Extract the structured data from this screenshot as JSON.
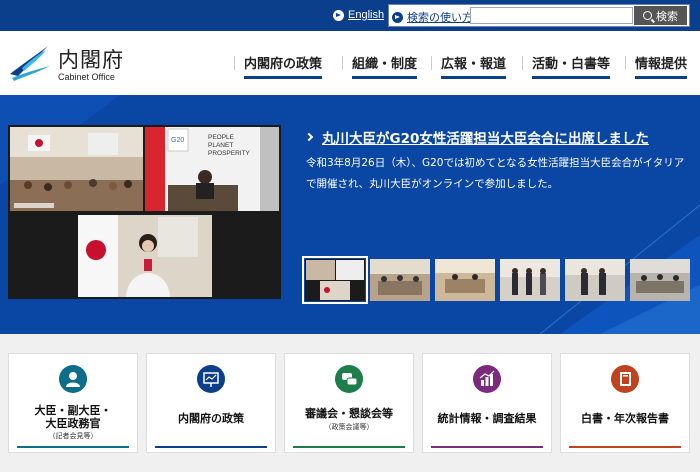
{
  "topbar": {
    "english_label": "English",
    "howto_label": "検索の使い方",
    "search_placeholder": "",
    "search_button": "検索"
  },
  "header": {
    "logo_ja": "内閣府",
    "logo_en": "Cabinet Office",
    "nav": [
      {
        "label": "内閣府の政策"
      },
      {
        "label": "組織・制度"
      },
      {
        "label": "広報・報道"
      },
      {
        "label": "活動・白書等"
      },
      {
        "label": "情報提供"
      }
    ]
  },
  "hero": {
    "headline": "丸川大臣がG20女性活躍担当大臣会合に出席しました",
    "description": "令和3年8月26日（木）、G20では初めてとなる女性活躍担当大臣会合がイタリアで開催され、丸川大臣がオンラインで参加しました。",
    "slide_text": {
      "people": "PEOPLE",
      "planet": "PLANET",
      "prosperity": "PROSPERITY",
      "g20": "G20"
    }
  },
  "cards": [
    {
      "label_lines": [
        "大臣・副大臣・",
        "大臣政務官"
      ],
      "sub": "（記者会見等）",
      "icon": "person-icon",
      "color": "#0d6e8a"
    },
    {
      "label_lines": [
        "内閣府の政策"
      ],
      "sub": "",
      "icon": "presentation-icon",
      "color": "#0b3f8c"
    },
    {
      "label_lines": [
        "審議会・懇談会等"
      ],
      "sub": "（政策会議等）",
      "icon": "chat-icon",
      "color": "#1d7d4b"
    },
    {
      "label_lines": [
        "統計情報・調査結果"
      ],
      "sub": "",
      "icon": "bar-chart-icon",
      "color": "#7b2a7d"
    },
    {
      "label_lines": [
        "白書・年次報告書"
      ],
      "sub": "",
      "icon": "book-icon",
      "color": "#c0421f"
    }
  ]
}
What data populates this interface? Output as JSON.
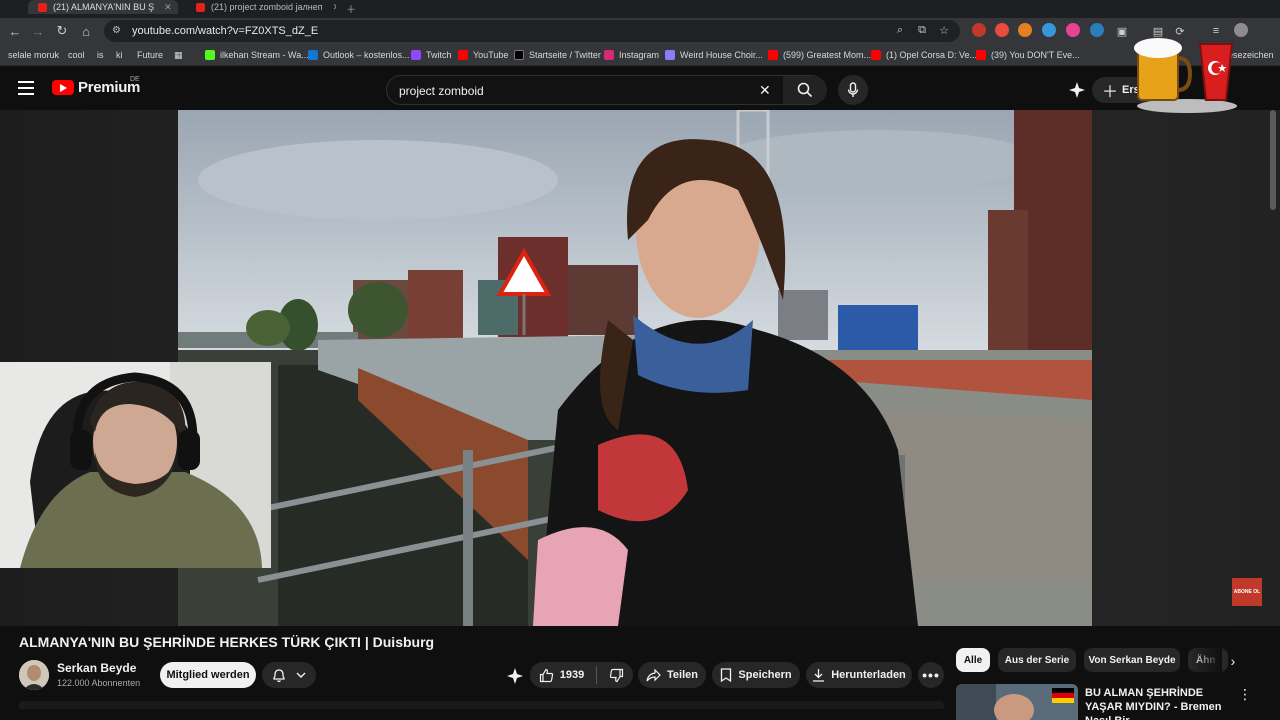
{
  "browser": {
    "tabs": [
      {
        "title": "(21) ALMANYA'NIN BU Ş"
      },
      {
        "title": "(21) project zomboid јалнеп"
      }
    ],
    "url": "youtube.com/watch?v=FZ0XTS_dZ_E",
    "bookmarks": [
      {
        "label": "selale moruk",
        "color": "#6b6b6b"
      },
      {
        "label": "cool",
        "color": "#6b6b6b"
      },
      {
        "label": "is",
        "color": "#6b6b6b"
      },
      {
        "label": "ki",
        "color": "#6b6b6b"
      },
      {
        "label": "Future",
        "color": "#6b6b6b"
      },
      {
        "label": "ilkehan Stream - Wa...",
        "color": "#53fc18"
      },
      {
        "label": "Outlook – kostenlos...",
        "color": "#0f78d4"
      },
      {
        "label": "Twitch",
        "color": "#9146ff"
      },
      {
        "label": "YouTube",
        "color": "#ff0000"
      },
      {
        "label": "Startseite / Twitter",
        "color": "#000000"
      },
      {
        "label": "Instagram",
        "color": "#d62976"
      },
      {
        "label": "Weird House Choir...",
        "color": "#8a7cff"
      },
      {
        "label": "(599) Greatest Mom...",
        "color": "#ff0000"
      },
      {
        "label": "(1) Opel Corsa D: Ve...",
        "color": "#ff0000"
      },
      {
        "label": "(39) You DON'T Eve...",
        "color": "#ff0000"
      },
      {
        "label": "esezeichen",
        "color": "#6b6b6b"
      }
    ]
  },
  "youtube": {
    "logo_text": "Premium",
    "region": "DE",
    "search_value": "project zomboid",
    "create_label": "Erst"
  },
  "video": {
    "title": "ALMANYA'NIN BU ŞEHRİNDE HERKES TÜRK ÇIKTI | Duisburg",
    "channel": "Serkan Beyde",
    "subscribers": "122.000 Abonnenten",
    "join_label": "Mitglied werden",
    "likes": "1939",
    "share_label": "Teilen",
    "save_label": "Speichern",
    "download_label": "Herunterladen",
    "overlay_badge": "ABONE OL"
  },
  "chips": [
    "Alle",
    "Aus der Serie",
    "Von Serkan Beyde",
    "Ähn"
  ],
  "recommendation": {
    "title": "BU ALMAN ŞEHRİNDE YAŞAR MIYDIN? - Bremen Nasıl Bir..."
  },
  "colors": {
    "brand_red": "#ff0000",
    "background": "#0f0f0f",
    "chip_selected": "#f1f1f1"
  }
}
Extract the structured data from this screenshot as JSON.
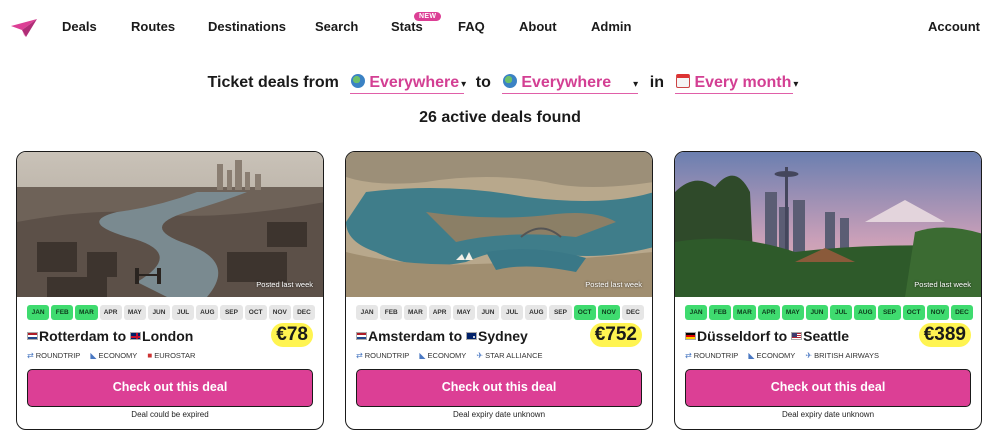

┄┄┄┄┄┄┄┄┄┄

Task prompt
Exclude every picture and copy the remaining data exactly.

Correct answer
Extract the structured data from this screenshot as JSON.
{
  "topbar": {
    "english_label": "English",
    "howto_label": "検索の使い方",
    "search_placeholder": "",
    "search_button": "検索"
  },
  "header": {
    "logo_ja": "内閣府",
    "logo_en": "Cabinet Office",
    "nav": [
      {
        "label": "内閣府の政策"
      },
      {
        "label": "組織・制度"
      },
      {
        "label": "広報・報道"
      },
      {
        "label": "活動・白書等"
      },
      {
        "label": "情報提供"
      }
    ]
  },
  "hero": {
    "headline": "丸川大臣がG20女性活躍担当大臣会合に出席しました",
    "description": "令和3年8月26日（木）、G20では初めてとなる女性活躍担当大臣会合がイタリアで開催され、丸川大臣がオンラインで参加しました。",
    "slide_text": {
      "people": "PEOPLE",
      "planet": "PLANET",
      "prosperity": "PROSPERITY",
      "g20": "G20"
    }
  },
  "cards": [
    {
      "label_lines": [
        "大臣・副大臣・",
        "大臣政務官"
      ],
      "sub": "（記者会見等）",
      "icon": "person-icon",
      "color": "#0d6e8a"
    },
    {
      "label_lines": [
        "内閣府の政策"
      ],
      "sub": "",
      "icon": "presentation-icon",
      "color": "#0b3f8c"
    },
    {
      "label_lines": [
        "審議会・懇談会等"
      ],
      "sub": "（政策会議等）",
      "icon": "chat-icon",
      "color": "#1d7d4b"
    },
    {
      "label_lines": [
        "統計情報・調査結果"
      ],
      "sub": "",
      "icon": "bar-chart-icon",
      "color": "#7b2a7d"
    },
    {
      "label_lines": [
        "白書・年次報告書"
      ],
      "sub": "",
      "icon": "book-icon",
      "color": "#c0421f"
    }
  ]
}
What data populates this interface? Output as JSON.
{
  "browser": {
    "tabs": [
      {
        "title": "(21) ALMANYA'NIN BU Ş"
      },
      {
        "title": "(21) project zomboid јалнеп"
      }
    ],
    "url": "youtube.com/watch?v=FZ0XTS_dZ_E",
    "bookmarks": [
      {
        "label": "selale moruk",
        "color": "#6b6b6b"
      },
      {
        "label": "cool",
        "color": "#6b6b6b"
      },
      {
        "label": "is",
        "color": "#6b6b6b"
      },
      {
        "label": "ki",
        "color": "#6b6b6b"
      },
      {
        "label": "Future",
        "color": "#6b6b6b"
      },
      {
        "label": "ilkehan Stream - Wa...",
        "color": "#53fc18"
      },
      {
        "label": "Outlook – kostenlos...",
        "color": "#0f78d4"
      },
      {
        "label": "Twitch",
        "color": "#9146ff"
      },
      {
        "label": "YouTube",
        "color": "#ff0000"
      },
      {
        "label": "Startseite / Twitter",
        "color": "#000000"
      },
      {
        "label": "Instagram",
        "color": "#d62976"
      },
      {
        "label": "Weird House Choir...",
        "color": "#8a7cff"
      },
      {
        "label": "(599) Greatest Mom...",
        "color": "#ff0000"
      },
      {
        "label": "(1) Opel Corsa D: Ve...",
        "color": "#ff0000"
      },
      {
        "label": "(39) You DON'T Eve...",
        "color": "#ff0000"
      },
      {
        "label": "esezeichen",
        "color": "#6b6b6b"
      }
    ]
  },
  "youtube": {
    "logo_text": "Premium",
    "region": "DE",
    "search_value": "project zomboid",
    "create_label": "Erst"
  },
  "video": {
    "title": "ALMANYA'NIN BU ŞEHRİNDE HERKES TÜRK ÇIKTI | Duisburg",
    "channel": "Serkan Beyde",
    "subscribers": "122.000 Abonnenten",
    "join_label": "Mitglied werden",
    "likes": "1939",
    "share_label": "Teilen",
    "save_label": "Speichern",
    "download_label": "Herunterladen",
    "overlay_badge": "ABONE OL"
  },
  "chips": [
    "Alle",
    "Aus der Serie",
    "Von Serkan Beyde",
    "Ähn"
  ],
  "recommendation": {
    "title": "BU ALMAN ŞEHRİNDE YAŞAR MIYDIN? - Bremen Nasıl Bir..."
  },
  "colors": {
    "brand_red": "#ff0000",
    "background": "#0f0f0f",
    "chip_selected": "#f1f1f1"
  }
}
Extract the structured data from this screenshot as JSON.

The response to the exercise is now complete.